Instruction
Transcribe all of the material below word for word and leave out its pictures.

— start of Data records —

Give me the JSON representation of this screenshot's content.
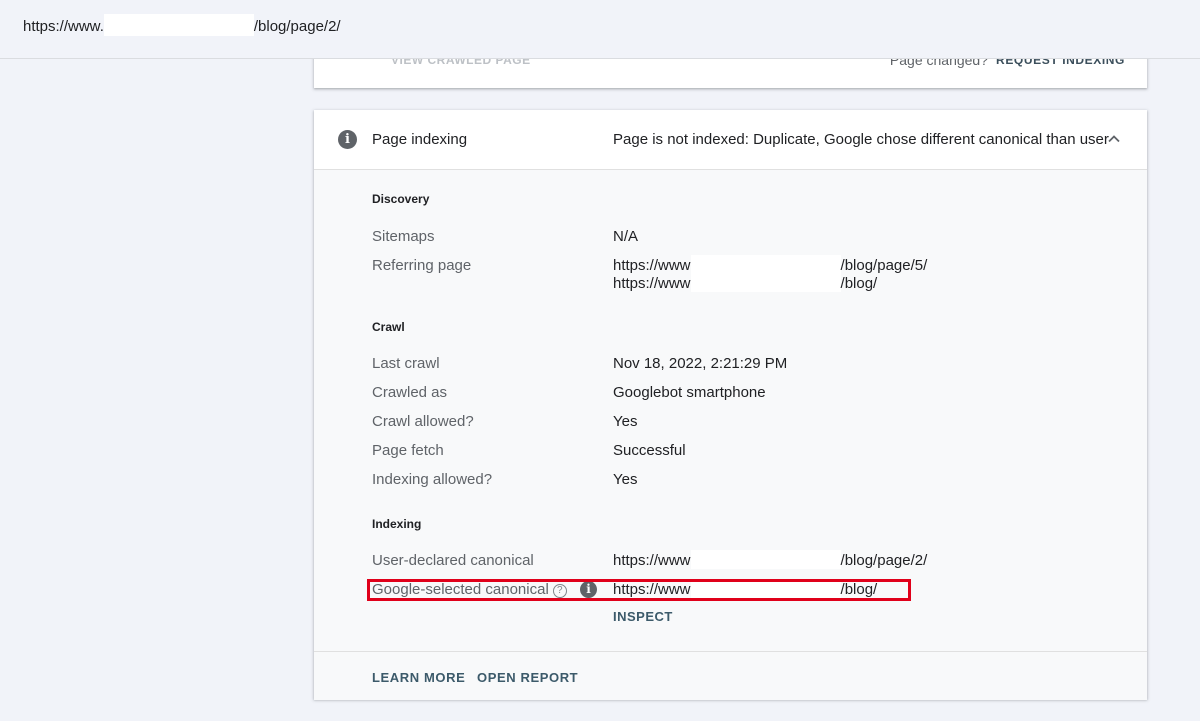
{
  "url_bar": {
    "prefix": "https://www.",
    "suffix": "/blog/page/2/"
  },
  "top_card": {
    "view_crawled": "VIEW CRAWLED PAGE",
    "page_changed": "Page changed?",
    "request_indexing": "REQUEST INDEXING"
  },
  "page_indexing": {
    "title": "Page indexing",
    "status": "Page is not indexed: Duplicate, Google chose different canonical than user",
    "sections": {
      "discovery": {
        "title": "Discovery",
        "sitemaps_label": "Sitemaps",
        "sitemaps_value": "N/A",
        "referring_label": "Referring page",
        "referring_1_prefix": "https://www",
        "referring_1_suffix": "/blog/page/5/",
        "referring_2_prefix": "https://www",
        "referring_2_suffix": "/blog/"
      },
      "crawl": {
        "title": "Crawl",
        "last_crawl_label": "Last crawl",
        "last_crawl_value": "Nov 18, 2022, 2:21:29 PM",
        "crawled_as_label": "Crawled as",
        "crawled_as_value": "Googlebot smartphone",
        "crawl_allowed_label": "Crawl allowed?",
        "crawl_allowed_value": "Yes",
        "page_fetch_label": "Page fetch",
        "page_fetch_value": "Successful",
        "indexing_allowed_label": "Indexing allowed?",
        "indexing_allowed_value": "Yes"
      },
      "indexing": {
        "title": "Indexing",
        "user_canonical_label": "User-declared canonical",
        "user_canonical_prefix": "https://www",
        "user_canonical_suffix": "/blog/page/2/",
        "google_canonical_label": "Google-selected canonical",
        "google_canonical_prefix": "https://www",
        "google_canonical_suffix": "/blog/",
        "inspect": "INSPECT"
      }
    },
    "footer": {
      "learn_more": "LEARN MORE",
      "open_report": "OPEN REPORT"
    }
  }
}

— end of Data records —

Task result
Give me the JSON representation of this screenshot's content.
{
  "url_bar": {
    "prefix": "https://www.",
    "suffix": "/blog/page/2/"
  },
  "top_card": {
    "view_crawled": "VIEW CRAWLED PAGE",
    "page_changed": "Page changed?",
    "request_indexing": "REQUEST INDEXING"
  },
  "page_indexing": {
    "title": "Page indexing",
    "status": "Page is not indexed: Duplicate, Google chose different canonical than user",
    "sections": {
      "discovery": {
        "title": "Discovery",
        "sitemaps_label": "Sitemaps",
        "sitemaps_value": "N/A",
        "referring_label": "Referring page",
        "referring_1_prefix": "https://www",
        "referring_1_suffix": "/blog/page/5/",
        "referring_2_prefix": "https://www",
        "referring_2_suffix": "/blog/"
      },
      "crawl": {
        "title": "Crawl",
        "last_crawl_label": "Last crawl",
        "last_crawl_value": "Nov 18, 2022, 2:21:29 PM",
        "crawled_as_label": "Crawled as",
        "crawled_as_value": "Googlebot smartphone",
        "crawl_allowed_label": "Crawl allowed?",
        "crawl_allowed_value": "Yes",
        "page_fetch_label": "Page fetch",
        "page_fetch_value": "Successful",
        "indexing_allowed_label": "Indexing allowed?",
        "indexing_allowed_value": "Yes"
      },
      "indexing": {
        "title": "Indexing",
        "user_canonical_label": "User-declared canonical",
        "user_canonical_prefix": "https://www",
        "user_canonical_suffix": "/blog/page/2/",
        "google_canonical_label": "Google-selected canonical",
        "google_canonical_prefix": "https://www",
        "google_canonical_suffix": "/blog/",
        "inspect": "INSPECT"
      }
    },
    "footer": {
      "learn_more": "LEARN MORE",
      "open_report": "OPEN REPORT"
    }
  }
}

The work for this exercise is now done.